* Written instruction *
Copy the material that follows word for word and omit its pictures.

* Supplied material *
○ ○ ○ ○

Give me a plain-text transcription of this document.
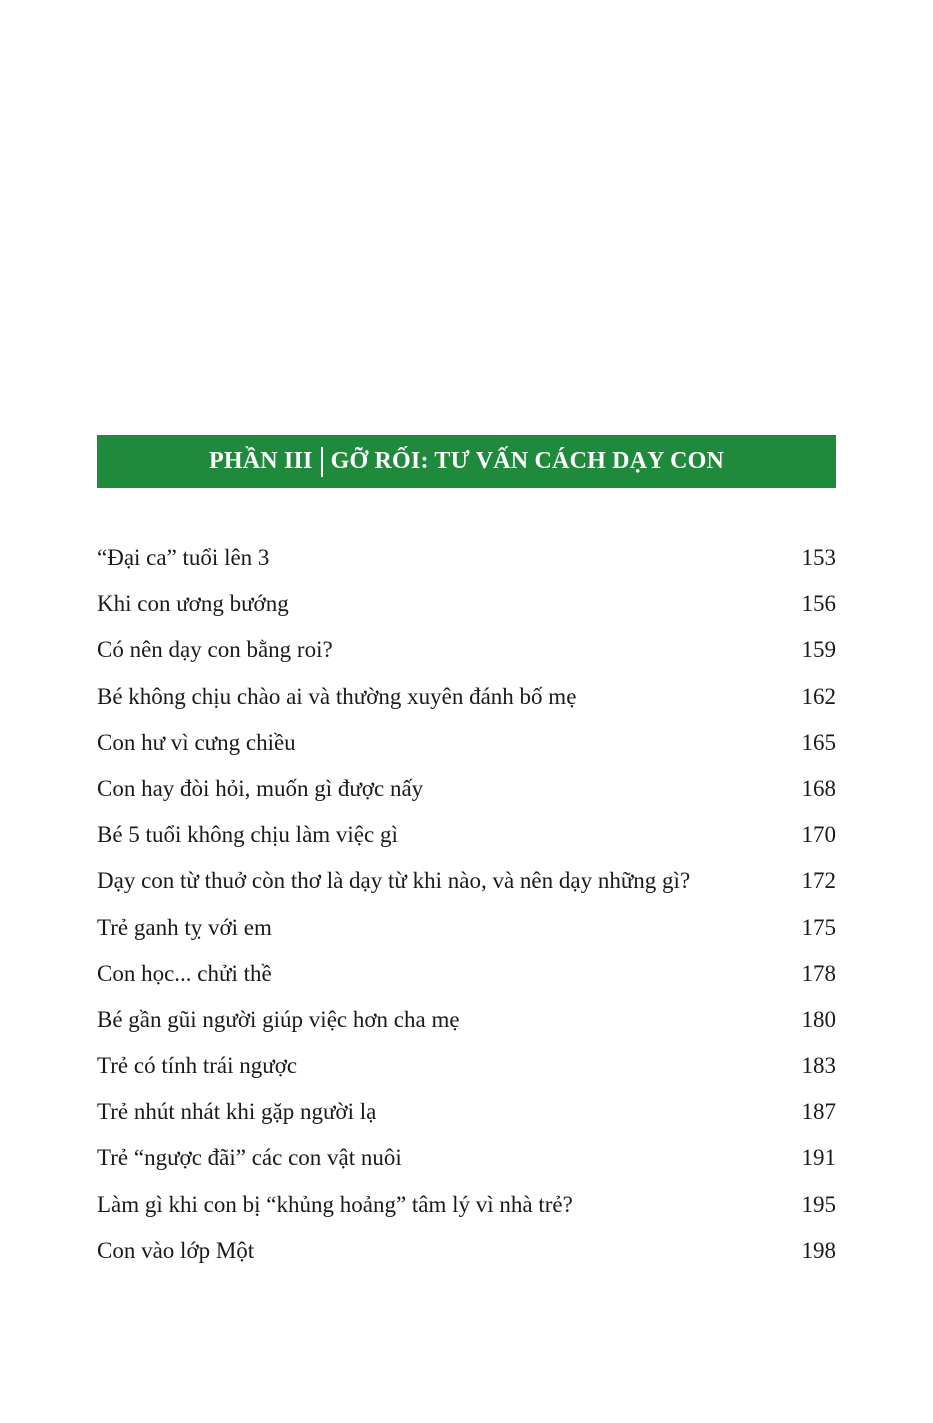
PHẦN III GỠ RỐI: TƯ VẤN CÁCH DẠY CON
“Đại ca” tuổi lên 3	153
Khi con ương bướng	156
Có nên dạy con bằng roi?	159
Bé không chịu chào ai và thường xuyên đánh bố mẹ	162
Con hư vì cưng chiều	165
Con hay đòi hỏi, muốn gì được nấy	168
Bé 5 tuổi không chịu làm việc gì	170
Dạy con từ thuở còn thơ là dạy từ khi nào, và nên dạy những gì?	172
Trẻ ganh tỵ với em	175
Con học... chửi thề	178
Bé gần gũi người giúp việc hơn cha mẹ	180
Trẻ có tính trái ngược	183
Trẻ nhút nhát khi gặp người lạ	187
Trẻ “ngược đãi” các con vật nuôi	191
Làm gì khi con bị “khủng hoảng” tâm lý vì nhà trẻ?	195
Con vào lớp Một	198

○ ○ ○ ○

* Output of the exercise *
Give me a plain-text transcription of this document.
PHẦN III GỠ RỐI: TƯ VẤN CÁCH DẠY CON
“Đại ca” tuổi lên 3	153
Khi con ương bướng	156
Có nên dạy con bằng roi?	159
Bé không chịu chào ai và thường xuyên đánh bố mẹ	162
Con hư vì cưng chiều	165
Con hay đòi hỏi, muốn gì được nấy	168
Bé 5 tuổi không chịu làm việc gì	170
Dạy con từ thuở còn thơ là dạy từ khi nào, và nên dạy những gì?	172
Trẻ ganh tỵ với em	175
Con học... chửi thề	178
Bé gần gũi người giúp việc hơn cha mẹ	180
Trẻ có tính trái ngược	183
Trẻ nhút nhát khi gặp người lạ	187
Trẻ “ngược đãi” các con vật nuôi	191
Làm gì khi con bị “khủng hoảng” tâm lý vì nhà trẻ?	195
Con vào lớp Một	198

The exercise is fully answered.